◆ EXERCISE DETAILS
Beginning with the line where "Reverse-engineer this chart into JSON." appears, retype every remaining line of the data below, both the first and last included.

***

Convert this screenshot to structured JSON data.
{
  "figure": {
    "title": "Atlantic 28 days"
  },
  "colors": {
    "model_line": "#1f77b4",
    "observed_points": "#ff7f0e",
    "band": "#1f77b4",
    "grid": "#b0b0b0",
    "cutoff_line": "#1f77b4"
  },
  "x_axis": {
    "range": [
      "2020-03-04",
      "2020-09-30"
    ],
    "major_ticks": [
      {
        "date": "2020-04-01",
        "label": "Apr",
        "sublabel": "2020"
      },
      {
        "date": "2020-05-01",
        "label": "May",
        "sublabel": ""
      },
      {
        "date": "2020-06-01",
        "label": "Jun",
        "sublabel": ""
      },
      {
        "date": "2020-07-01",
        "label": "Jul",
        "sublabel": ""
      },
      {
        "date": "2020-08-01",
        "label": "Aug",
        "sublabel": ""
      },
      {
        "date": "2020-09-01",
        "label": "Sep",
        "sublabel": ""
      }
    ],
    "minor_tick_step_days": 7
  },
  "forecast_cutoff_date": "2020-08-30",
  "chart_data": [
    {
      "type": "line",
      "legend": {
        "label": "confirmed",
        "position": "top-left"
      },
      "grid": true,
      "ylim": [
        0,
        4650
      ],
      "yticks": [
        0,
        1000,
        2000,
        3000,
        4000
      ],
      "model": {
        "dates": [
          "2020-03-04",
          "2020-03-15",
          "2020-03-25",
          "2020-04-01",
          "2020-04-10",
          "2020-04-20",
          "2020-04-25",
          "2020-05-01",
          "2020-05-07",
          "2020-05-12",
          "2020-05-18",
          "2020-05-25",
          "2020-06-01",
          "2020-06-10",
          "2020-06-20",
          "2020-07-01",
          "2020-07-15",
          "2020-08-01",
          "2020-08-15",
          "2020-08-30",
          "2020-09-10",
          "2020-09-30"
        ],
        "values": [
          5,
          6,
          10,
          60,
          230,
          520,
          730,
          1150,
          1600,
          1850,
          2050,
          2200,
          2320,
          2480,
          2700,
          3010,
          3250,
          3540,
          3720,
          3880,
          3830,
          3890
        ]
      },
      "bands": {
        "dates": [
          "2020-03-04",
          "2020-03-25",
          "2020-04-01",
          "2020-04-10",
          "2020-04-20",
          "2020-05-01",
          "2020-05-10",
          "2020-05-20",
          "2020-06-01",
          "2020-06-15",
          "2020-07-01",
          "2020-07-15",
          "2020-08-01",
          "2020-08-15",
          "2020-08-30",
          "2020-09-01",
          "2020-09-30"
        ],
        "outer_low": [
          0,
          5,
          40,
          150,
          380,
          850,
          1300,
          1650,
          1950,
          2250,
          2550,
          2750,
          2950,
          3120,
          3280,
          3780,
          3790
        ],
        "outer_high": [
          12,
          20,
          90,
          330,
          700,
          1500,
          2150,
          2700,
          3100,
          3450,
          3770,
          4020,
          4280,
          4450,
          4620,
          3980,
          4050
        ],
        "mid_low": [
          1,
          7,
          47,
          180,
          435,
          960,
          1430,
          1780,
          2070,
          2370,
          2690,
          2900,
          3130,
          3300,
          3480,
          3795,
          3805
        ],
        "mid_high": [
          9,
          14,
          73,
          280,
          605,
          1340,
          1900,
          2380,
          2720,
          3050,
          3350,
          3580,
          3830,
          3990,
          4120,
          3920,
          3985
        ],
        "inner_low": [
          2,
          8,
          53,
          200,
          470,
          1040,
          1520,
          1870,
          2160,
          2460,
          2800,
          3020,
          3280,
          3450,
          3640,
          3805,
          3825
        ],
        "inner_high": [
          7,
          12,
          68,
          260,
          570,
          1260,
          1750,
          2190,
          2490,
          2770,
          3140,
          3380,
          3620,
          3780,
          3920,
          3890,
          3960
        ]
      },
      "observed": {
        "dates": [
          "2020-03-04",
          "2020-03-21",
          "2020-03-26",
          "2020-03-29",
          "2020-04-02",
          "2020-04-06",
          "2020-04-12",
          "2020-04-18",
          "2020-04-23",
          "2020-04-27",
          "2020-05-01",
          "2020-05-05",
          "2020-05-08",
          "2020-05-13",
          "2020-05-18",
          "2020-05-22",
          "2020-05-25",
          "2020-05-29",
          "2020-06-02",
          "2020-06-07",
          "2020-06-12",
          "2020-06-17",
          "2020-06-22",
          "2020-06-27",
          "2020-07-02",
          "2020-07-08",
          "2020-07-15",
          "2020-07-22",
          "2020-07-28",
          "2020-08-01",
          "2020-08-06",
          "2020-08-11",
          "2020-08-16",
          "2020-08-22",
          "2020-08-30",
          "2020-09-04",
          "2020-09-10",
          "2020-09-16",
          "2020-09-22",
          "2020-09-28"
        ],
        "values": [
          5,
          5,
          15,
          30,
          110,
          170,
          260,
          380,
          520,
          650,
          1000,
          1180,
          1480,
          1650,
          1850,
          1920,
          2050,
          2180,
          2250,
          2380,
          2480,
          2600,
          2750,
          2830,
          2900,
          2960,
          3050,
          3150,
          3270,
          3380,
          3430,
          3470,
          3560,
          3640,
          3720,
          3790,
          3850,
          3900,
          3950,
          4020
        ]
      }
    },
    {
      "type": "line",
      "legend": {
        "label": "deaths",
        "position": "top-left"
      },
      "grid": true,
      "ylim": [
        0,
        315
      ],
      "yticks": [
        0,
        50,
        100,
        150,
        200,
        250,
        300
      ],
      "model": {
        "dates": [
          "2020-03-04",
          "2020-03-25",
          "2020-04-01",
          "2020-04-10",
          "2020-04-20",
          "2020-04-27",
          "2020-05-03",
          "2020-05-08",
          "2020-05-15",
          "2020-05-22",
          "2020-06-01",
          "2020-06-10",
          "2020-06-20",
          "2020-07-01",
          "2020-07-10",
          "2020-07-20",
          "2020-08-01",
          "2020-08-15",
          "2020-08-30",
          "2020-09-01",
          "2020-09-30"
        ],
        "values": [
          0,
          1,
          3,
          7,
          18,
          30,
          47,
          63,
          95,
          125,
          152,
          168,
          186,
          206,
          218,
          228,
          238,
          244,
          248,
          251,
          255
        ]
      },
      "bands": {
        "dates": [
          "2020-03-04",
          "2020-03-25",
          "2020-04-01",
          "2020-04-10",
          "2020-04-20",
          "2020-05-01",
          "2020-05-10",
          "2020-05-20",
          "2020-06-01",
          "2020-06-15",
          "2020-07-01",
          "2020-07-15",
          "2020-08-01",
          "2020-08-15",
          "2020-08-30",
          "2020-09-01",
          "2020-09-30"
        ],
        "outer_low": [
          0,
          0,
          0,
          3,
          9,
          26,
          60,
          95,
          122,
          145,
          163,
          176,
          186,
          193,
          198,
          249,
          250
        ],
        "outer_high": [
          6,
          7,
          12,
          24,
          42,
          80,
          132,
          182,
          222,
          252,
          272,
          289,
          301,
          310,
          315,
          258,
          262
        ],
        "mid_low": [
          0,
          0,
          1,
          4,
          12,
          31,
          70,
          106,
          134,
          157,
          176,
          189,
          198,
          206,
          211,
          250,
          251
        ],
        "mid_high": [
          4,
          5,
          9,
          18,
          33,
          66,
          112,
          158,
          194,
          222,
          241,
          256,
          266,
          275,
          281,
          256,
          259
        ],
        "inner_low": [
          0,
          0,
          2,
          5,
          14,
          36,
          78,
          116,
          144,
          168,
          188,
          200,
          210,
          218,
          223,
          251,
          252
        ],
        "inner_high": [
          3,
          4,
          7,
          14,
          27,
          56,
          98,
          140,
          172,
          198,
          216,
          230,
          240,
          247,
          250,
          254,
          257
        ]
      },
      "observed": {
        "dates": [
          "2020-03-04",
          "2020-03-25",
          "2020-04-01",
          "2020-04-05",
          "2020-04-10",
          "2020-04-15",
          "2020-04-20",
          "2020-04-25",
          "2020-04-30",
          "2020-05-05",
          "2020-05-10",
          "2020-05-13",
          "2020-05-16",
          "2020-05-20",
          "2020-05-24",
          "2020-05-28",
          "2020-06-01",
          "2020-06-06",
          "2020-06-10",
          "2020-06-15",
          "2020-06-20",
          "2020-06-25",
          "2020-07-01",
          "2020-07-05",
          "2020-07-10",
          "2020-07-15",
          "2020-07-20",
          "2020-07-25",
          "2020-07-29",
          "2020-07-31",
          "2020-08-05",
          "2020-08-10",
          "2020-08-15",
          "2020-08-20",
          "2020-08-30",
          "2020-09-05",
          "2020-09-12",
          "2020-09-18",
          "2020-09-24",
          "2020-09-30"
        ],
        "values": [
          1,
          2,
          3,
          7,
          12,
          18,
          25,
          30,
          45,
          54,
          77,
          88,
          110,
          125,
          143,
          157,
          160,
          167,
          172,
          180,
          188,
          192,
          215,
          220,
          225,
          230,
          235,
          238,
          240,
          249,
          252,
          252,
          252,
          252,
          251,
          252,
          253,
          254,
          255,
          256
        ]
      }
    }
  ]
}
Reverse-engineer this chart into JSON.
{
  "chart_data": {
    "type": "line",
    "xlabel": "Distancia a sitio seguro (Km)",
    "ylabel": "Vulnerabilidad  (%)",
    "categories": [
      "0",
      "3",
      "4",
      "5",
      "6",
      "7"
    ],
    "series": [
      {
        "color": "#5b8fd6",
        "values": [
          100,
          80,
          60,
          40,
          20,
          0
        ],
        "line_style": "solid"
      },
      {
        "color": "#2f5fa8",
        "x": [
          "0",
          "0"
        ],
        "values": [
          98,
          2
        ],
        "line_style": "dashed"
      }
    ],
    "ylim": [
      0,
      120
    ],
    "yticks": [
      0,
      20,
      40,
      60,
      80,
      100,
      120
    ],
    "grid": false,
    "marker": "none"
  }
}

***

◆ SOLUTION FOR THIS PROBLEM
Reverse-engineer this chart into JSON.
{
  "chart_data": {
    "type": "line",
    "xlabel": "Distancia a sitio seguro (Km)",
    "ylabel": "Vulnerabilidad  (%)",
    "categories": [
      "0",
      "3",
      "4",
      "5",
      "6",
      "7"
    ],
    "series": [
      {
        "color": "#5b8fd6",
        "values": [
          100,
          80,
          60,
          40,
          20,
          0
        ],
        "line_style": "solid"
      },
      {
        "color": "#2f5fa8",
        "x": [
          "0",
          "0"
        ],
        "values": [
          98,
          2
        ],
        "line_style": "dashed"
      }
    ],
    "ylim": [
      0,
      120
    ],
    "yticks": [
      0,
      20,
      40,
      60,
      80,
      100,
      120
    ],
    "grid": false,
    "marker": "none"
  }
}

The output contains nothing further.